Records from a data collection:
§ §

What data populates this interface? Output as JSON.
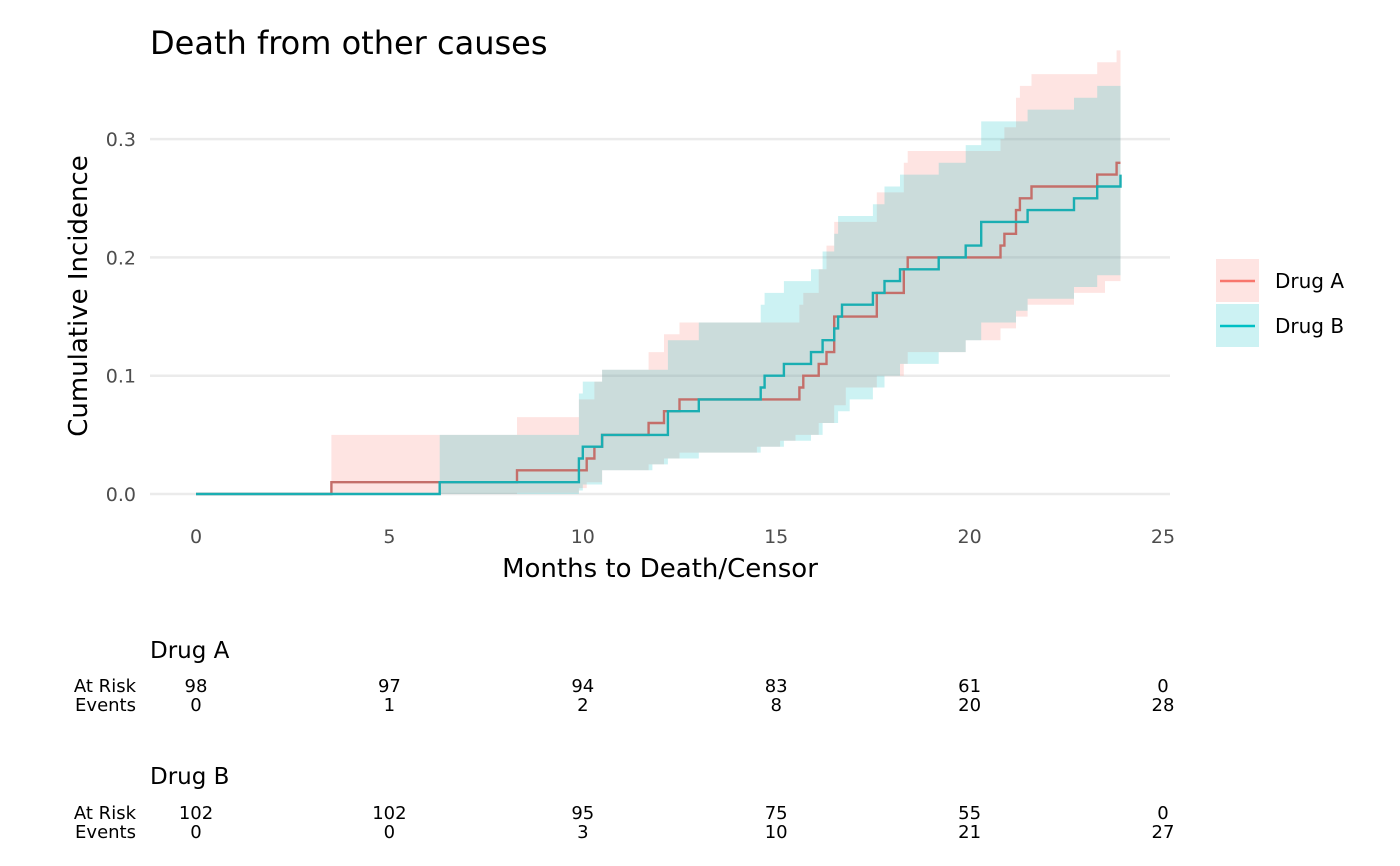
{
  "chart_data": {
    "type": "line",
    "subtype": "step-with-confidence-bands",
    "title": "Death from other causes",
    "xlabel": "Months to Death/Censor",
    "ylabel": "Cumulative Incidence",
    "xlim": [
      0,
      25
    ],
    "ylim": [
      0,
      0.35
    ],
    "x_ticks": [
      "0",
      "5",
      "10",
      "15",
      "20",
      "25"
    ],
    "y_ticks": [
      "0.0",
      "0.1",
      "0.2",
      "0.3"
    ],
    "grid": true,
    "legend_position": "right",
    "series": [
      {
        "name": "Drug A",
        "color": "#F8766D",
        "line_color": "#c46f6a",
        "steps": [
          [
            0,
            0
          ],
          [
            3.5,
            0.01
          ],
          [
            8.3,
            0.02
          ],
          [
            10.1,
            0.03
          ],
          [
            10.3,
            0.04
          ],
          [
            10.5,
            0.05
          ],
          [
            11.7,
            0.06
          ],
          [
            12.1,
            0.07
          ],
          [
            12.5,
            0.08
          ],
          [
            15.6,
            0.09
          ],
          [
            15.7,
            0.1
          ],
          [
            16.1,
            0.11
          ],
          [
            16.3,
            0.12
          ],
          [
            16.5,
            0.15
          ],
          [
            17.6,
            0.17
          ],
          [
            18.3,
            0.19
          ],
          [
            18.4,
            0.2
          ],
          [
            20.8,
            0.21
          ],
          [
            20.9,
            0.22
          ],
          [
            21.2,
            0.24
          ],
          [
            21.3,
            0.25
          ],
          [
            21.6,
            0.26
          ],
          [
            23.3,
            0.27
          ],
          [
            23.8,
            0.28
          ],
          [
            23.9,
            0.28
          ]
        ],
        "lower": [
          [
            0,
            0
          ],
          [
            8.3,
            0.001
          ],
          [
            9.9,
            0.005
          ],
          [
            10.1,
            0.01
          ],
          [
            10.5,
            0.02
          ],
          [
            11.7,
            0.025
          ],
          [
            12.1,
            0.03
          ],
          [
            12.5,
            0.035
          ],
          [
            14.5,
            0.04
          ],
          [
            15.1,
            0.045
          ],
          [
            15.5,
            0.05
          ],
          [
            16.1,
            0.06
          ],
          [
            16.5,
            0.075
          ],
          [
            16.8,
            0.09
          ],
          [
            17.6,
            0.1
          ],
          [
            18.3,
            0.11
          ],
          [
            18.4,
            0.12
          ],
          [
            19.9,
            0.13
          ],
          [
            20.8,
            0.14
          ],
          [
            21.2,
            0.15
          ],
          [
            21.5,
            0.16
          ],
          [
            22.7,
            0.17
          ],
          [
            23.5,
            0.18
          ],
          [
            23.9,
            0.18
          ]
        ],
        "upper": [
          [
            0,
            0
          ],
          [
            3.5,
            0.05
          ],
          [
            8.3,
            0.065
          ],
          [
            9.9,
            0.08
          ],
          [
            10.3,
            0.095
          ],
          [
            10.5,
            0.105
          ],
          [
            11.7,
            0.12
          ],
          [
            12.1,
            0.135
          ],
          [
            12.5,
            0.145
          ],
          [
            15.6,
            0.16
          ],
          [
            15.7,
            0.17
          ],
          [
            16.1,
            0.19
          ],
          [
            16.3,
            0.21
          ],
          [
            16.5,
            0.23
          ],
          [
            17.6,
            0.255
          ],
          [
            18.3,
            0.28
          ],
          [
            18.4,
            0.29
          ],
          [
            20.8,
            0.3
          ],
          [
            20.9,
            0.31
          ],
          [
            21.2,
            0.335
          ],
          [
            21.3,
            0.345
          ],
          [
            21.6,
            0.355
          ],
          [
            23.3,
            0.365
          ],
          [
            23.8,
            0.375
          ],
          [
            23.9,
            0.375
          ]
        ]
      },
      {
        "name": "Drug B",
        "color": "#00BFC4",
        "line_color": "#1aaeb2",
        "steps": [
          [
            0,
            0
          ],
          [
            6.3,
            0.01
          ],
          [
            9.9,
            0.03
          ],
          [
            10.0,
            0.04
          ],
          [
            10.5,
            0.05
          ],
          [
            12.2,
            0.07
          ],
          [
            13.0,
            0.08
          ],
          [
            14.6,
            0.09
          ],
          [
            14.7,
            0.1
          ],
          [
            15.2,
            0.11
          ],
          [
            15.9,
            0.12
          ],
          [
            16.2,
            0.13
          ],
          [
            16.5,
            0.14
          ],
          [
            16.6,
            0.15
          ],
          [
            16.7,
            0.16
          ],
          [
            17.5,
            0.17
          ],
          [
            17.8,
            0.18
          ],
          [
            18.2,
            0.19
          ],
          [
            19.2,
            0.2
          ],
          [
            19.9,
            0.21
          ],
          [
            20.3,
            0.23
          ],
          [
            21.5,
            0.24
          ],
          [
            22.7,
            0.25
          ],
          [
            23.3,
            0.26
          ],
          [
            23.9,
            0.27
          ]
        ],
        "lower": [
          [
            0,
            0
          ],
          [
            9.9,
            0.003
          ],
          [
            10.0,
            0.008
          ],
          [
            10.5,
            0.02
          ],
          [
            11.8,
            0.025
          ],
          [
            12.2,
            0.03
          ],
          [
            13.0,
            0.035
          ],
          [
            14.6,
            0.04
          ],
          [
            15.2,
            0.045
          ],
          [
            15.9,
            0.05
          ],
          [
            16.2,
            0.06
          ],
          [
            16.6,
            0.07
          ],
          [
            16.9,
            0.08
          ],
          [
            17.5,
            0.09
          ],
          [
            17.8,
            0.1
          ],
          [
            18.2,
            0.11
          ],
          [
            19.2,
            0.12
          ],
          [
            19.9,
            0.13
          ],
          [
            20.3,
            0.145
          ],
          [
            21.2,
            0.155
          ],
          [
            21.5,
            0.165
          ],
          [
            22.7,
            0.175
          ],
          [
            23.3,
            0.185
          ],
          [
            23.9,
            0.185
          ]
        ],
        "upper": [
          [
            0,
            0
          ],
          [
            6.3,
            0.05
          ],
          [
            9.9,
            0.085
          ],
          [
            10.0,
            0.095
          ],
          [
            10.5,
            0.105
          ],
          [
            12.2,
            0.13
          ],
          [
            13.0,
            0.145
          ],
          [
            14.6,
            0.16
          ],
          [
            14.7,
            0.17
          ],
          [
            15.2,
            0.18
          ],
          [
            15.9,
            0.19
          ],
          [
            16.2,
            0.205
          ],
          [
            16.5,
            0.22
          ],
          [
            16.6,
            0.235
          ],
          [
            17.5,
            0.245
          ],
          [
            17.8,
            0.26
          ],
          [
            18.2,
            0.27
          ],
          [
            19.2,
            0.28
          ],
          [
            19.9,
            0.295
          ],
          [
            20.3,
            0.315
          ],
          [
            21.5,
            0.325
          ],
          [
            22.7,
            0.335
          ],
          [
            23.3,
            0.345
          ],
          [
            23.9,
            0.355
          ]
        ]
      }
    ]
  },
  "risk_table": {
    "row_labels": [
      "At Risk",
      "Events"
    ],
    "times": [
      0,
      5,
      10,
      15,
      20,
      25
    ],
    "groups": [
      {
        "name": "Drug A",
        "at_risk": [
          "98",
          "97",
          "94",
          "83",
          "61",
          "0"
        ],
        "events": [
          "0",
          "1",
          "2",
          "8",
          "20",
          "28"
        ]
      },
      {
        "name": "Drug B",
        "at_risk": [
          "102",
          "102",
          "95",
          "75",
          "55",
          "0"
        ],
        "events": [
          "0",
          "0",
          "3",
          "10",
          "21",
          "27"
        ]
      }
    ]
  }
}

§ §

JOB: Omit every picture, then reproduce the rest of the listing exactly.

REPLY:
What data populates this interface? Output as JSON.
{
  "chart_data": {
    "type": "line",
    "subtype": "step-with-confidence-bands",
    "title": "Death from other causes",
    "xlabel": "Months to Death/Censor",
    "ylabel": "Cumulative Incidence",
    "xlim": [
      0,
      25
    ],
    "ylim": [
      0,
      0.35
    ],
    "x_ticks": [
      "0",
      "5",
      "10",
      "15",
      "20",
      "25"
    ],
    "y_ticks": [
      "0.0",
      "0.1",
      "0.2",
      "0.3"
    ],
    "grid": true,
    "legend_position": "right",
    "series": [
      {
        "name": "Drug A",
        "color": "#F8766D",
        "line_color": "#c46f6a",
        "steps": [
          [
            0,
            0
          ],
          [
            3.5,
            0.01
          ],
          [
            8.3,
            0.02
          ],
          [
            10.1,
            0.03
          ],
          [
            10.3,
            0.04
          ],
          [
            10.5,
            0.05
          ],
          [
            11.7,
            0.06
          ],
          [
            12.1,
            0.07
          ],
          [
            12.5,
            0.08
          ],
          [
            15.6,
            0.09
          ],
          [
            15.7,
            0.1
          ],
          [
            16.1,
            0.11
          ],
          [
            16.3,
            0.12
          ],
          [
            16.5,
            0.15
          ],
          [
            17.6,
            0.17
          ],
          [
            18.3,
            0.19
          ],
          [
            18.4,
            0.2
          ],
          [
            20.8,
            0.21
          ],
          [
            20.9,
            0.22
          ],
          [
            21.2,
            0.24
          ],
          [
            21.3,
            0.25
          ],
          [
            21.6,
            0.26
          ],
          [
            23.3,
            0.27
          ],
          [
            23.8,
            0.28
          ],
          [
            23.9,
            0.28
          ]
        ],
        "lower": [
          [
            0,
            0
          ],
          [
            8.3,
            0.001
          ],
          [
            9.9,
            0.005
          ],
          [
            10.1,
            0.01
          ],
          [
            10.5,
            0.02
          ],
          [
            11.7,
            0.025
          ],
          [
            12.1,
            0.03
          ],
          [
            12.5,
            0.035
          ],
          [
            14.5,
            0.04
          ],
          [
            15.1,
            0.045
          ],
          [
            15.5,
            0.05
          ],
          [
            16.1,
            0.06
          ],
          [
            16.5,
            0.075
          ],
          [
            16.8,
            0.09
          ],
          [
            17.6,
            0.1
          ],
          [
            18.3,
            0.11
          ],
          [
            18.4,
            0.12
          ],
          [
            19.9,
            0.13
          ],
          [
            20.8,
            0.14
          ],
          [
            21.2,
            0.15
          ],
          [
            21.5,
            0.16
          ],
          [
            22.7,
            0.17
          ],
          [
            23.5,
            0.18
          ],
          [
            23.9,
            0.18
          ]
        ],
        "upper": [
          [
            0,
            0
          ],
          [
            3.5,
            0.05
          ],
          [
            8.3,
            0.065
          ],
          [
            9.9,
            0.08
          ],
          [
            10.3,
            0.095
          ],
          [
            10.5,
            0.105
          ],
          [
            11.7,
            0.12
          ],
          [
            12.1,
            0.135
          ],
          [
            12.5,
            0.145
          ],
          [
            15.6,
            0.16
          ],
          [
            15.7,
            0.17
          ],
          [
            16.1,
            0.19
          ],
          [
            16.3,
            0.21
          ],
          [
            16.5,
            0.23
          ],
          [
            17.6,
            0.255
          ],
          [
            18.3,
            0.28
          ],
          [
            18.4,
            0.29
          ],
          [
            20.8,
            0.3
          ],
          [
            20.9,
            0.31
          ],
          [
            21.2,
            0.335
          ],
          [
            21.3,
            0.345
          ],
          [
            21.6,
            0.355
          ],
          [
            23.3,
            0.365
          ],
          [
            23.8,
            0.375
          ],
          [
            23.9,
            0.375
          ]
        ]
      },
      {
        "name": "Drug B",
        "color": "#00BFC4",
        "line_color": "#1aaeb2",
        "steps": [
          [
            0,
            0
          ],
          [
            6.3,
            0.01
          ],
          [
            9.9,
            0.03
          ],
          [
            10.0,
            0.04
          ],
          [
            10.5,
            0.05
          ],
          [
            12.2,
            0.07
          ],
          [
            13.0,
            0.08
          ],
          [
            14.6,
            0.09
          ],
          [
            14.7,
            0.1
          ],
          [
            15.2,
            0.11
          ],
          [
            15.9,
            0.12
          ],
          [
            16.2,
            0.13
          ],
          [
            16.5,
            0.14
          ],
          [
            16.6,
            0.15
          ],
          [
            16.7,
            0.16
          ],
          [
            17.5,
            0.17
          ],
          [
            17.8,
            0.18
          ],
          [
            18.2,
            0.19
          ],
          [
            19.2,
            0.2
          ],
          [
            19.9,
            0.21
          ],
          [
            20.3,
            0.23
          ],
          [
            21.5,
            0.24
          ],
          [
            22.7,
            0.25
          ],
          [
            23.3,
            0.26
          ],
          [
            23.9,
            0.27
          ]
        ],
        "lower": [
          [
            0,
            0
          ],
          [
            9.9,
            0.003
          ],
          [
            10.0,
            0.008
          ],
          [
            10.5,
            0.02
          ],
          [
            11.8,
            0.025
          ],
          [
            12.2,
            0.03
          ],
          [
            13.0,
            0.035
          ],
          [
            14.6,
            0.04
          ],
          [
            15.2,
            0.045
          ],
          [
            15.9,
            0.05
          ],
          [
            16.2,
            0.06
          ],
          [
            16.6,
            0.07
          ],
          [
            16.9,
            0.08
          ],
          [
            17.5,
            0.09
          ],
          [
            17.8,
            0.1
          ],
          [
            18.2,
            0.11
          ],
          [
            19.2,
            0.12
          ],
          [
            19.9,
            0.13
          ],
          [
            20.3,
            0.145
          ],
          [
            21.2,
            0.155
          ],
          [
            21.5,
            0.165
          ],
          [
            22.7,
            0.175
          ],
          [
            23.3,
            0.185
          ],
          [
            23.9,
            0.185
          ]
        ],
        "upper": [
          [
            0,
            0
          ],
          [
            6.3,
            0.05
          ],
          [
            9.9,
            0.085
          ],
          [
            10.0,
            0.095
          ],
          [
            10.5,
            0.105
          ],
          [
            12.2,
            0.13
          ],
          [
            13.0,
            0.145
          ],
          [
            14.6,
            0.16
          ],
          [
            14.7,
            0.17
          ],
          [
            15.2,
            0.18
          ],
          [
            15.9,
            0.19
          ],
          [
            16.2,
            0.205
          ],
          [
            16.5,
            0.22
          ],
          [
            16.6,
            0.235
          ],
          [
            17.5,
            0.245
          ],
          [
            17.8,
            0.26
          ],
          [
            18.2,
            0.27
          ],
          [
            19.2,
            0.28
          ],
          [
            19.9,
            0.295
          ],
          [
            20.3,
            0.315
          ],
          [
            21.5,
            0.325
          ],
          [
            22.7,
            0.335
          ],
          [
            23.3,
            0.345
          ],
          [
            23.9,
            0.355
          ]
        ]
      }
    ]
  },
  "risk_table": {
    "row_labels": [
      "At Risk",
      "Events"
    ],
    "times": [
      0,
      5,
      10,
      15,
      20,
      25
    ],
    "groups": [
      {
        "name": "Drug A",
        "at_risk": [
          "98",
          "97",
          "94",
          "83",
          "61",
          "0"
        ],
        "events": [
          "0",
          "1",
          "2",
          "8",
          "20",
          "28"
        ]
      },
      {
        "name": "Drug B",
        "at_risk": [
          "102",
          "102",
          "95",
          "75",
          "55",
          "0"
        ],
        "events": [
          "0",
          "0",
          "3",
          "10",
          "21",
          "27"
        ]
      }
    ]
  }
}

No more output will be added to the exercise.